Below you will find a set of lines. Repeat them all exactly.

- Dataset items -
____________

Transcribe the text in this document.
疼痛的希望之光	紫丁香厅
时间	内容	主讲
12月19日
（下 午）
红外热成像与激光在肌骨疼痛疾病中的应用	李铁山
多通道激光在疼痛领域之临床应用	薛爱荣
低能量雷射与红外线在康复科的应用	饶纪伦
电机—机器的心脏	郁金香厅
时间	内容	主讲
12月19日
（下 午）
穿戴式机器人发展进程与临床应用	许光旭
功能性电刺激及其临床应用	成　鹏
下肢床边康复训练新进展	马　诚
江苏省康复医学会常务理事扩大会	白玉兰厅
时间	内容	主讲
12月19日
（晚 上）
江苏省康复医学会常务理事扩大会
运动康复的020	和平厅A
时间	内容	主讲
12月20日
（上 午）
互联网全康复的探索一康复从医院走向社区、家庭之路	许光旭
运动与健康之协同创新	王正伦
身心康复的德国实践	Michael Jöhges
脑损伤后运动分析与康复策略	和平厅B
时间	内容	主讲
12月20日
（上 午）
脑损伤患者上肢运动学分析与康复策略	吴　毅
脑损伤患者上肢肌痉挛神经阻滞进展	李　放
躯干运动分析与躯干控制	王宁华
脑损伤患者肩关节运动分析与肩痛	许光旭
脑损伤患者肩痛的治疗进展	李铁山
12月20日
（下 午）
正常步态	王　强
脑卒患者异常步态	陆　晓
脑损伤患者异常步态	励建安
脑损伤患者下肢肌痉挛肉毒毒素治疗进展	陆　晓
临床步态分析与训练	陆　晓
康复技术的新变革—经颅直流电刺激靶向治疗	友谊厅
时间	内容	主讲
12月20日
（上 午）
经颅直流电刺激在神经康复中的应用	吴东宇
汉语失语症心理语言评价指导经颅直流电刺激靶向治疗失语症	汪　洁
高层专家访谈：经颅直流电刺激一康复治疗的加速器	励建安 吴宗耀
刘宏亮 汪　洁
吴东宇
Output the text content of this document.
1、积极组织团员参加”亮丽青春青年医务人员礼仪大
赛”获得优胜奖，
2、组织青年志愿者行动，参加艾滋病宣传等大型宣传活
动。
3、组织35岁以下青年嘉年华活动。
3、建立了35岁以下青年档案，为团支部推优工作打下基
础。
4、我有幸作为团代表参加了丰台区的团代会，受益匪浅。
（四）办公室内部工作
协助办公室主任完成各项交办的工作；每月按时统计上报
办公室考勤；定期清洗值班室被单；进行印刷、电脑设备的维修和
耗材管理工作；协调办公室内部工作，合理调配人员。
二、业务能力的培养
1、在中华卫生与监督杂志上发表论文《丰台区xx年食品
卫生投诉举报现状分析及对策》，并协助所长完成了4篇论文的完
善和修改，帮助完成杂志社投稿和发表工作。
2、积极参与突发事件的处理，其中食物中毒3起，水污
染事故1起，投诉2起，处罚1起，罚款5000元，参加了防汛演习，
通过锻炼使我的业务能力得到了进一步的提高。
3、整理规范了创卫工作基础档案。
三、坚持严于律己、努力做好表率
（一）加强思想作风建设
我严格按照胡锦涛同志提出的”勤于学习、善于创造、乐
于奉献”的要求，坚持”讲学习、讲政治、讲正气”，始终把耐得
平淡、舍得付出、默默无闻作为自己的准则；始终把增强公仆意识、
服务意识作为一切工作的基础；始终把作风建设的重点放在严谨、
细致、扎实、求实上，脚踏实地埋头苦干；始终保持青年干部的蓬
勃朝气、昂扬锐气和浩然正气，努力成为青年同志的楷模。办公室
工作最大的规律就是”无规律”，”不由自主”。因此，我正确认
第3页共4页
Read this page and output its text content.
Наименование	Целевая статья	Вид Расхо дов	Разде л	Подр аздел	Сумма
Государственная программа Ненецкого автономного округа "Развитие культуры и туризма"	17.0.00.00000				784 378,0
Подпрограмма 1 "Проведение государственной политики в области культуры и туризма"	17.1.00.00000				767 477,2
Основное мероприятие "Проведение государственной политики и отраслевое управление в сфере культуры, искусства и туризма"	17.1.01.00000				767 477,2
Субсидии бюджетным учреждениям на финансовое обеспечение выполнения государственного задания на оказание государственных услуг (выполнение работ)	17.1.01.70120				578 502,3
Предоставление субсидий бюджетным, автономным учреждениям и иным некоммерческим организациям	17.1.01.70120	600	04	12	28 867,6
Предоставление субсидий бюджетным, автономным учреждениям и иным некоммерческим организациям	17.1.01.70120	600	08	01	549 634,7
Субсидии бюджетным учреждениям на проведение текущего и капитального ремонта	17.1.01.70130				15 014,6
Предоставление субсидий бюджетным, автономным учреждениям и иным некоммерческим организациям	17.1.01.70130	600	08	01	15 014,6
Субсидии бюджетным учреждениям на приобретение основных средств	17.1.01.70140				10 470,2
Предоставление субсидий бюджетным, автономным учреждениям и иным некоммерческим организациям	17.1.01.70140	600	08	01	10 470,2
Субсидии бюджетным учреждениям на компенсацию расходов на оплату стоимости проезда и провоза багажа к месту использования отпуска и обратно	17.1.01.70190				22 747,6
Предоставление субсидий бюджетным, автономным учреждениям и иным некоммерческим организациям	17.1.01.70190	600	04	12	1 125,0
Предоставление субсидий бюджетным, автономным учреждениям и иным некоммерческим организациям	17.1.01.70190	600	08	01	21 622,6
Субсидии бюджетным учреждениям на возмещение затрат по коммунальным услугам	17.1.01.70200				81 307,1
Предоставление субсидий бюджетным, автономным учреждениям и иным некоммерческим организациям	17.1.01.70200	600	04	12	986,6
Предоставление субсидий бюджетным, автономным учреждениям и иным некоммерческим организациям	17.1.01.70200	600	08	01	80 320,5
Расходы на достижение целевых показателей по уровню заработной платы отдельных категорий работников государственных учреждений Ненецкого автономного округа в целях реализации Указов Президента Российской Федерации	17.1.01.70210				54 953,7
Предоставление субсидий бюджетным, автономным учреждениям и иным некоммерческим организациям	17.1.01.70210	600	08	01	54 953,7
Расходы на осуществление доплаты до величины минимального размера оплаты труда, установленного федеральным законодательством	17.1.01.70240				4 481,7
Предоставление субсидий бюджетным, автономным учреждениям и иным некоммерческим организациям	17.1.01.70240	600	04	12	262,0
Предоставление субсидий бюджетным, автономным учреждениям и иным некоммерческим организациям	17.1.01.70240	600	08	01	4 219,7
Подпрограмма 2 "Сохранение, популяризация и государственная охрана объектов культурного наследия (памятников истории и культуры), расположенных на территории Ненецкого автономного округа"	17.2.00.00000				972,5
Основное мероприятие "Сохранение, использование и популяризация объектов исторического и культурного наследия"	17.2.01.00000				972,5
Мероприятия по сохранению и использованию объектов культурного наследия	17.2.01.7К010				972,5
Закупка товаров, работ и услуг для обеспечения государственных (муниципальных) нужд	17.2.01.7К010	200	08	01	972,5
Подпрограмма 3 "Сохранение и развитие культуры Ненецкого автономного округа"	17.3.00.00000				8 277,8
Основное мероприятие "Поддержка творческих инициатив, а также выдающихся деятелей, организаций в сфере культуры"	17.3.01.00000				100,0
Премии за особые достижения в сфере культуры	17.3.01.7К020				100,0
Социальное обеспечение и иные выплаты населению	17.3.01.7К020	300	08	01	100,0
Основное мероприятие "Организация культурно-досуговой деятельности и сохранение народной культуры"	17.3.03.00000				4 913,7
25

____________

- Complete answer -
Transcribe the text in this document.
疼痛的希望之光	紫丁香厅
时间	内容	主讲
12月19日
（下 午）
红外热成像与激光在肌骨疼痛疾病中的应用	李铁山
多通道激光在疼痛领域之临床应用	薛爱荣
低能量雷射与红外线在康复科的应用	饶纪伦
电机—机器的心脏	郁金香厅
时间	内容	主讲
12月19日
（下 午）
穿戴式机器人发展进程与临床应用	许光旭
功能性电刺激及其临床应用	成　鹏
下肢床边康复训练新进展	马　诚
江苏省康复医学会常务理事扩大会	白玉兰厅
时间	内容	主讲
12月19日
（晚 上）
江苏省康复医学会常务理事扩大会
运动康复的020	和平厅A
时间	内容	主讲
12月20日
（上 午）
互联网全康复的探索一康复从医院走向社区、家庭之路	许光旭
运动与健康之协同创新	王正伦
身心康复的德国实践	Michael Jöhges
脑损伤后运动分析与康复策略	和平厅B
时间	内容	主讲
12月20日
（上 午）
脑损伤患者上肢运动学分析与康复策略	吴　毅
脑损伤患者上肢肌痉挛神经阻滞进展	李　放
躯干运动分析与躯干控制	王宁华
脑损伤患者肩关节运动分析与肩痛	许光旭
脑损伤患者肩痛的治疗进展	李铁山
12月20日
（下 午）
正常步态	王　强
脑卒患者异常步态	陆　晓
脑损伤患者异常步态	励建安
脑损伤患者下肢肌痉挛肉毒毒素治疗进展	陆　晓
临床步态分析与训练	陆　晓
康复技术的新变革—经颅直流电刺激靶向治疗	友谊厅
时间	内容	主讲
12月20日
（上 午）
经颅直流电刺激在神经康复中的应用	吴东宇
汉语失语症心理语言评价指导经颅直流电刺激靶向治疗失语症	汪　洁
高层专家访谈：经颅直流电刺激一康复治疗的加速器	励建安 吴宗耀
刘宏亮 汪　洁
吴东宇
Output the text content of this document.
1、积极组织团员参加”亮丽青春青年医务人员礼仪大
赛”获得优胜奖，
2、组织青年志愿者行动，参加艾滋病宣传等大型宣传活
动。
3、组织35岁以下青年嘉年华活动。
3、建立了35岁以下青年档案，为团支部推优工作打下基
础。
4、我有幸作为团代表参加了丰台区的团代会，受益匪浅。
（四）办公室内部工作
协助办公室主任完成各项交办的工作；每月按时统计上报
办公室考勤；定期清洗值班室被单；进行印刷、电脑设备的维修和
耗材管理工作；协调办公室内部工作，合理调配人员。
二、业务能力的培养
1、在中华卫生与监督杂志上发表论文《丰台区xx年食品
卫生投诉举报现状分析及对策》，并协助所长完成了4篇论文的完
善和修改，帮助完成杂志社投稿和发表工作。
2、积极参与突发事件的处理，其中食物中毒3起，水污
染事故1起，投诉2起，处罚1起，罚款5000元，参加了防汛演习，
通过锻炼使我的业务能力得到了进一步的提高。
3、整理规范了创卫工作基础档案。
三、坚持严于律己、努力做好表率
（一）加强思想作风建设
我严格按照胡锦涛同志提出的”勤于学习、善于创造、乐
于奉献”的要求，坚持”讲学习、讲政治、讲正气”，始终把耐得
平淡、舍得付出、默默无闻作为自己的准则；始终把增强公仆意识、
服务意识作为一切工作的基础；始终把作风建设的重点放在严谨、
细致、扎实、求实上，脚踏实地埋头苦干；始终保持青年干部的蓬
勃朝气、昂扬锐气和浩然正气，努力成为青年同志的楷模。办公室
工作最大的规律就是”无规律”，”不由自主”。因此，我正确认
第3页共4页
Read this page and output its text content.
Наименование	Целевая статья	Вид Расхо дов	Разде л	Подр аздел	Сумма
Государственная программа Ненецкого автономного округа "Развитие культуры и туризма"	17.0.00.00000				784 378,0
Подпрограмма 1 "Проведение государственной политики в области культуры и туризма"	17.1.00.00000				767 477,2
Основное мероприятие "Проведение государственной политики и отраслевое управление в сфере культуры, искусства и туризма"	17.1.01.00000				767 477,2
Субсидии бюджетным учреждениям на финансовое обеспечение выполнения государственного задания на оказание государственных услуг (выполнение работ)	17.1.01.70120				578 502,3
Предоставление субсидий бюджетным, автономным учреждениям и иным некоммерческим организациям	17.1.01.70120	600	04	12	28 867,6
Предоставление субсидий бюджетным, автономным учреждениям и иным некоммерческим организациям	17.1.01.70120	600	08	01	549 634,7
Субсидии бюджетным учреждениям на проведение текущего и капитального ремонта	17.1.01.70130				15 014,6
Предоставление субсидий бюджетным, автономным учреждениям и иным некоммерческим организациям	17.1.01.70130	600	08	01	15 014,6
Субсидии бюджетным учреждениям на приобретение основных средств	17.1.01.70140				10 470,2
Предоставление субсидий бюджетным, автономным учреждениям и иным некоммерческим организациям	17.1.01.70140	600	08	01	10 470,2
Субсидии бюджетным учреждениям на компенсацию расходов на оплату стоимости проезда и провоза багажа к месту использования отпуска и обратно	17.1.01.70190				22 747,6
Предоставление субсидий бюджетным, автономным учреждениям и иным некоммерческим организациям	17.1.01.70190	600	04	12	1 125,0
Предоставление субсидий бюджетным, автономным учреждениям и иным некоммерческим организациям	17.1.01.70190	600	08	01	21 622,6
Субсидии бюджетным учреждениям на возмещение затрат по коммунальным услугам	17.1.01.70200				81 307,1
Предоставление субсидий бюджетным, автономным учреждениям и иным некоммерческим организациям	17.1.01.70200	600	04	12	986,6
Предоставление субсидий бюджетным, автономным учреждениям и иным некоммерческим организациям	17.1.01.70200	600	08	01	80 320,5
Расходы на достижение целевых показателей по уровню заработной платы отдельных категорий работников государственных учреждений Ненецкого автономного округа в целях реализации Указов Президента Российской Федерации	17.1.01.70210				54 953,7
Предоставление субсидий бюджетным, автономным учреждениям и иным некоммерческим организациям	17.1.01.70210	600	08	01	54 953,7
Расходы на осуществление доплаты до величины минимального размера оплаты труда, установленного федеральным законодательством	17.1.01.70240				4 481,7
Предоставление субсидий бюджетным, автономным учреждениям и иным некоммерческим организациям	17.1.01.70240	600	04	12	262,0
Предоставление субсидий бюджетным, автономным учреждениям и иным некоммерческим организациям	17.1.01.70240	600	08	01	4 219,7
Подпрограмма 2 "Сохранение, популяризация и государственная охрана объектов культурного наследия (памятников истории и культуры), расположенных на территории Ненецкого автономного округа"	17.2.00.00000				972,5
Основное мероприятие "Сохранение, использование и популяризация объектов исторического и культурного наследия"	17.2.01.00000				972,5
Мероприятия по сохранению и использованию объектов культурного наследия	17.2.01.7К010				972,5
Закупка товаров, работ и услуг для обеспечения государственных (муниципальных) нужд	17.2.01.7К010	200	08	01	972,5
Подпрограмма 3 "Сохранение и развитие культуры Ненецкого автономного округа"	17.3.00.00000				8 277,8
Основное мероприятие "Поддержка творческих инициатив, а также выдающихся деятелей, организаций в сфере культуры"	17.3.01.00000				100,0
Премии за особые достижения в сфере культуры	17.3.01.7К020				100,0
Социальное обеспечение и иные выплаты населению	17.3.01.7К020	300	08	01	100,0
Основное мероприятие "Организация культурно-досуговой деятельности и сохранение народной культуры"	17.3.03.00000				4 913,7
25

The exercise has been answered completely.